- [Dataset records]
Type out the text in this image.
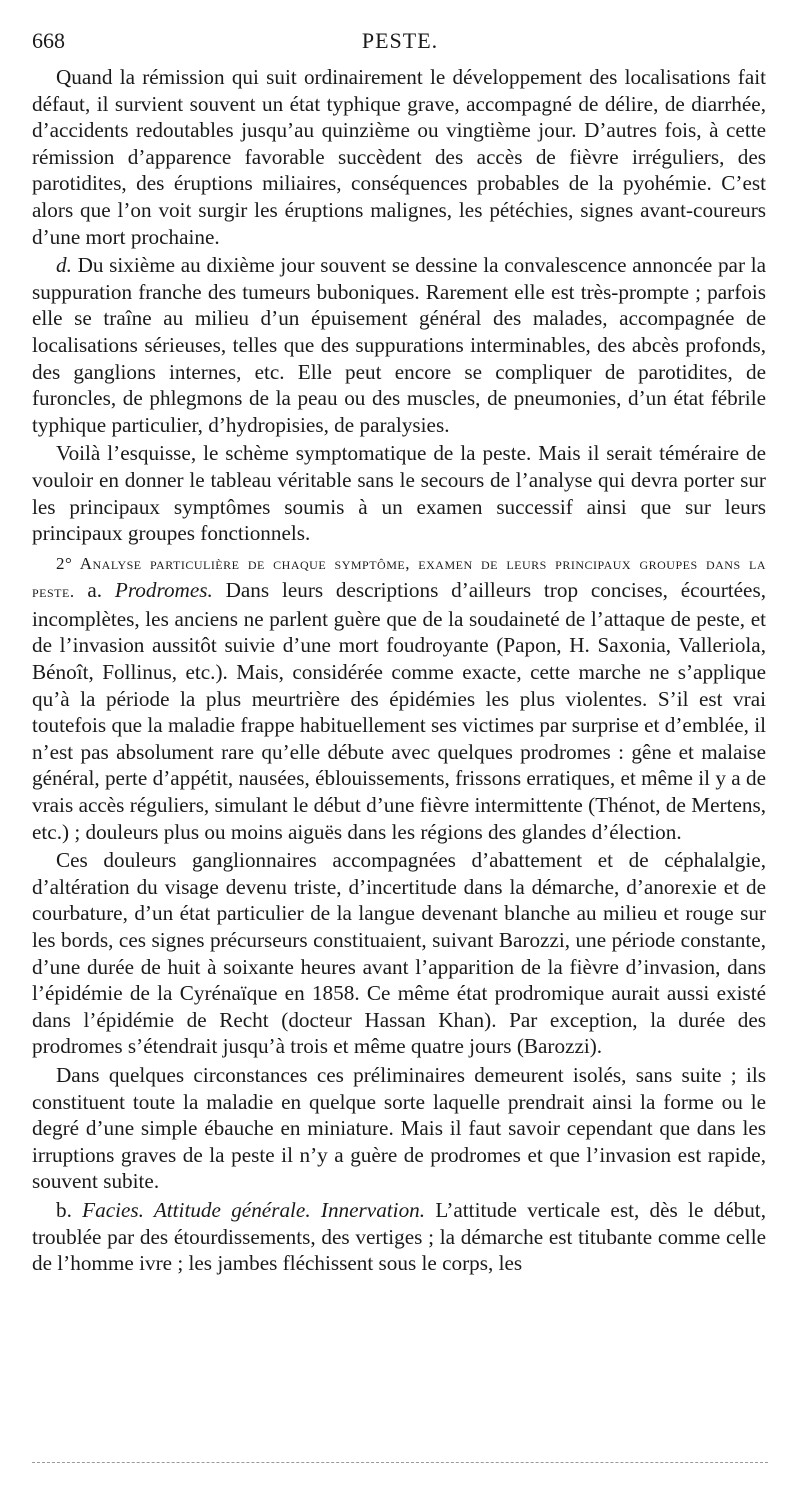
668	PESTE.

Quand la rémission qui suit ordinairement le développement des localisations fait défaut, il survient souvent un état typhique grave, accompagné de délire, de diarrhée, d’accidents redoutables jusqu’au quinzième ou vingtième jour. D’autres fois, à cette rémission d’apparence favorable succèdent des accès de fièvre irréguliers, des parotidites, des éruptions miliaires, conséquences probables de la pyohémie. C’est alors que l’on voit surgir les éruptions malignes, les pétéchies, signes avant-coureurs d’une mort prochaine.

d. Du sixième au dixième jour souvent se dessine la convalescence annoncée par la suppuration franche des tumeurs buboniques. Rarement elle est très-prompte ; parfois elle se traîne au milieu d’un épuisement général des malades, accompagnée de localisations sérieuses, telles que des suppurations interminables, des abcès profonds, des ganglions internes, etc. Elle peut encore se compliquer de parotidites, de furoncles, de phlegmons de la peau ou des muscles, de pneumonies, d’un état fébrile typhique particulier, d’hydropisies, de paralysies.

Voilà l’esquisse, le schème symptomatique de la peste. Mais il serait téméraire de vouloir en donner le tableau véritable sans le secours de l’analyse qui devra porter sur les principaux symptômes soumis à un examen successif ainsi que sur leurs principaux groupes fonctionnels.

2° Analyse particulière de chaque symptôme, examen de leurs principaux groupes dans la peste. a. Prodromes. Dans leurs descriptions d’ailleurs trop concises, écourtées, incomplètes, les anciens ne parlent guère que de la soudaineté de l’attaque de peste, et de l’invasion aussitôt suivie d’une mort foudroyante (Papon, H. Saxonia, Valleriola, Bénoît, Follinus, etc.). Mais, considérée comme exacte, cette marche ne s’applique qu’à la période la plus meurtrière des épidémies les plus violentes. S’il est vrai toutefois que la maladie frappe habituellement ses victimes par surprise et d’emblée, il n’est pas absolument rare qu’elle débute avec quelques prodromes : gêne et malaise général, perte d’appétit, nausées, éblouissements, frissons erratiques, et même il y a de vrais accès réguliers, simulant le début d’une fièvre intermittente (Thénot, de Mertens, etc.) ; douleurs plus ou moins aiguës dans les régions des glandes d’élection.

Ces douleurs ganglionnaires accompagnées d’abattement et de céphalalgie, d’altération du visage devenu triste, d’incertitude dans la démarche, d’anorexie et de courbature, d’un état particulier de la langue devenant blanche au milieu et rouge sur les bords, ces signes précurseurs constituaient, suivant Barozzi, une période constante, d’une durée de huit à soixante heures avant l’apparition de la fièvre d’invasion, dans l’épidémie de la Cyrénaïque en 1858. Ce même état prodromique aurait aussi existé dans l’épidémie de Recht (docteur Hassan Khan). Par exception, la durée des prodromes s’étendrait jusqu’à trois et même quatre jours (Barozzi).

Dans quelques circonstances ces préliminaires demeurent isolés, sans suite ; ils constituent toute la maladie en quelque sorte laquelle prendrait ainsi la forme ou le degré d’une simple ébauche en miniature. Mais il faut savoir cependant que dans les irruptions graves de la peste il n’y a guère de prodromes et que l’invasion est rapide, souvent subite.

b. Facies. Attitude générale. Innervation. L’attitude verticale est, dès le début, troublée par des étourdissements, des vertiges ; la démarche est titubante comme celle de l’homme ivre ; les jambes fléchissent sous le corps, les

- [Exercise goal]
Reproduce each record above by retyping it exactly; omit all images.

- [Result of this exercise]
Type out the text in this image.
668	PESTE.

Quand la rémission qui suit ordinairement le développement des localisations fait défaut, il survient souvent un état typhique grave, accompagné de délire, de diarrhée, d’accidents redoutables jusqu’au quinzième ou vingtième jour. D’autres fois, à cette rémission d’apparence favorable succèdent des accès de fièvre irréguliers, des parotidites, des éruptions miliaires, conséquences probables de la pyohémie. C’est alors que l’on voit surgir les éruptions malignes, les pétéchies, signes avant-coureurs d’une mort prochaine.

d. Du sixième au dixième jour souvent se dessine la convalescence annoncée par la suppuration franche des tumeurs buboniques. Rarement elle est très-prompte ; parfois elle se traîne au milieu d’un épuisement général des malades, accompagnée de localisations sérieuses, telles que des suppurations interminables, des abcès profonds, des ganglions internes, etc. Elle peut encore se compliquer de parotidites, de furoncles, de phlegmons de la peau ou des muscles, de pneumonies, d’un état fébrile typhique particulier, d’hydropisies, de paralysies.

Voilà l’esquisse, le schème symptomatique de la peste. Mais il serait téméraire de vouloir en donner le tableau véritable sans le secours de l’analyse qui devra porter sur les principaux symptômes soumis à un examen successif ainsi que sur leurs principaux groupes fonctionnels.

2° Analyse particulière de chaque symptôme, examen de leurs principaux groupes dans la peste. a. Prodromes. Dans leurs descriptions d’ailleurs trop concises, écourtées, incomplètes, les anciens ne parlent guère que de la soudaineté de l’attaque de peste, et de l’invasion aussitôt suivie d’une mort foudroyante (Papon, H. Saxonia, Valleriola, Bénoît, Follinus, etc.). Mais, considérée comme exacte, cette marche ne s’applique qu’à la période la plus meurtrière des épidémies les plus violentes. S’il est vrai toutefois que la maladie frappe habituellement ses victimes par surprise et d’emblée, il n’est pas absolument rare qu’elle débute avec quelques prodromes : gêne et malaise général, perte d’appétit, nausées, éblouissements, frissons erratiques, et même il y a de vrais accès réguliers, simulant le début d’une fièvre intermittente (Thénot, de Mertens, etc.) ; douleurs plus ou moins aiguës dans les régions des glandes d’élection.

Ces douleurs ganglionnaires accompagnées d’abattement et de céphalalgie, d’altération du visage devenu triste, d’incertitude dans la démarche, d’anorexie et de courbature, d’un état particulier de la langue devenant blanche au milieu et rouge sur les bords, ces signes précurseurs constituaient, suivant Barozzi, une période constante, d’une durée de huit à soixante heures avant l’apparition de la fièvre d’invasion, dans l’épidémie de la Cyrénaïque en 1858. Ce même état prodromique aurait aussi existé dans l’épidémie de Recht (docteur Hassan Khan). Par exception, la durée des prodromes s’étendrait jusqu’à trois et même quatre jours (Barozzi).

Dans quelques circonstances ces préliminaires demeurent isolés, sans suite ; ils constituent toute la maladie en quelque sorte laquelle prendrait ainsi la forme ou le degré d’une simple ébauche en miniature. Mais il faut savoir cependant que dans les irruptions graves de la peste il n’y a guère de prodromes et que l’invasion est rapide, souvent subite.

b. Facies. Attitude générale. Innervation. L’attitude verticale est, dès le début, troublée par des étourdissements, des vertiges ; la démarche est titubante comme celle de l’homme ivre ; les jambes fléchissent sous le corps, les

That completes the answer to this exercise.